> [YANG PERLU DIKERJAKAN]
1. Tolong ulangi bagian teks tentang reformasi hukum di bidang ekonomi dari "PENDAHULUAN" sampai "ekonomi dan bisnis." tanpa mengubah satu kata pun.
2. Teruskan teks tentang reformasi hukum di bidang ekonomi, dimulai setelah kalimat terakhirnya.

> [TEKS KUTIPAN]
PENDAHULUAN
A.
Latar Belakang Masalah
Perkembangan
masyarakat serta laju dinamis dunia bisnis saat ini berlangsung demikian pesat.
Dinamika dan kepastian yang terjadi di dalam kegiatan ekonomi dan bisnis itu
ternyata telah membawa implikasi yang cukup mendasar terhadap pranata maupun
lembaga hukum. Implikasi terhadap pranata hukum disebabkan sangat tidak
memadainya perangkat norma untuk mendukung kegiatan ekonomi dan bisnis yang
sedemikian pesat. Kondisi tersebut kemudian diupayakan untuk diatasi dengan
melakukan reformasi hukum di bidang kegiatan ekonomi. Berbagai upaya dilakukan
melalui pembaharuan atas substansi produk-produk hukum yang sudah tertinggal
maupun dengan membuat peraturan perundang-undangan baru mengenai bidang-bidang
yang menunjang kegiatan ekonomi dan bisnis.

> [DATA TERCATAT]
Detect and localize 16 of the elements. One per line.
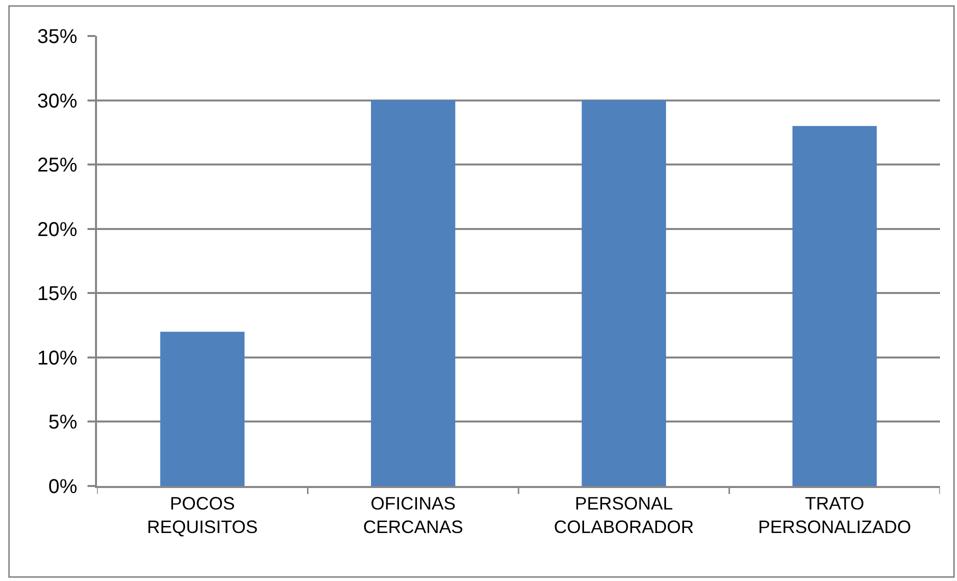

> [HASIL PENGERJAAN]
1.
PENDAHULUAN
A.
Latar Belakang Masalah
Perkembangan
masyarakat serta laju dinamis dunia bisnis saat ini berlangsung demikian pesat.
Dinamika dan kepastian yang terjadi di dalam kegiatan ekonomi dan bisnis itu
ternyata telah membawa implikasi yang cukup mendasar terhadap pranata maupun
lembaga hukum. Implikasi terhadap pranata hukum disebabkan sangat tidak
memadainya perangkat norma untuk mendukung kegiatan ekonomi dan bisnis yang
sedemikian pesat. Kondisi tersebut kemudian diupayakan untuk diatasi dengan
melakukan reformasi hukum di bidang kegiatan ekonomi. Berbagai upaya dilakukan
melalui pembaharuan atas substansi produk-produk hukum yang sudah tertinggal
maupun dengan membuat peraturan perundang-undangan baru mengenai bidang-bidang
yang menunjang kegiatan ekonomi dan bisnis.

2.
Sementara itu,
implikasi dari kegiatan bisnis yang pesat terhadap lembaga hukum berakibat juga
terhadap pengadilan yang dianggap tidak profesional untuk menangani
sengketa-sengketa bisnis, tidak independen bahkan para hakimnya telah
kehilangan integritas moral dalam menjalankan profesinya. Akibatnya, lembaga
pengadilan yang secara konkrit mengemban tugas untuk menegakkan hukum dan
keadilan ketika menerima, memeriksa, mengadili serta menyelesaikan sengketa
yang tidak efektif dan efisien.
|
Sebagai salah satu cara
menyelesaikan sengketa hukum di luar pengadilan, forum arbitrase bukan sesuatu
yang baru dalam sistem penyelesaian
sengketa hukum di Indonesia. Di masa lalu, arbitrase kurang menarik perhatian
dan kurang populer walaupun sesungguhnya sudah lama diatur dalam sistem hukum di Indonesia. Bahkan pada kurun awal
kemerdekaan Indonesia, arbitrase pun telah lazim dipraktikan di kalangan para
usahawan.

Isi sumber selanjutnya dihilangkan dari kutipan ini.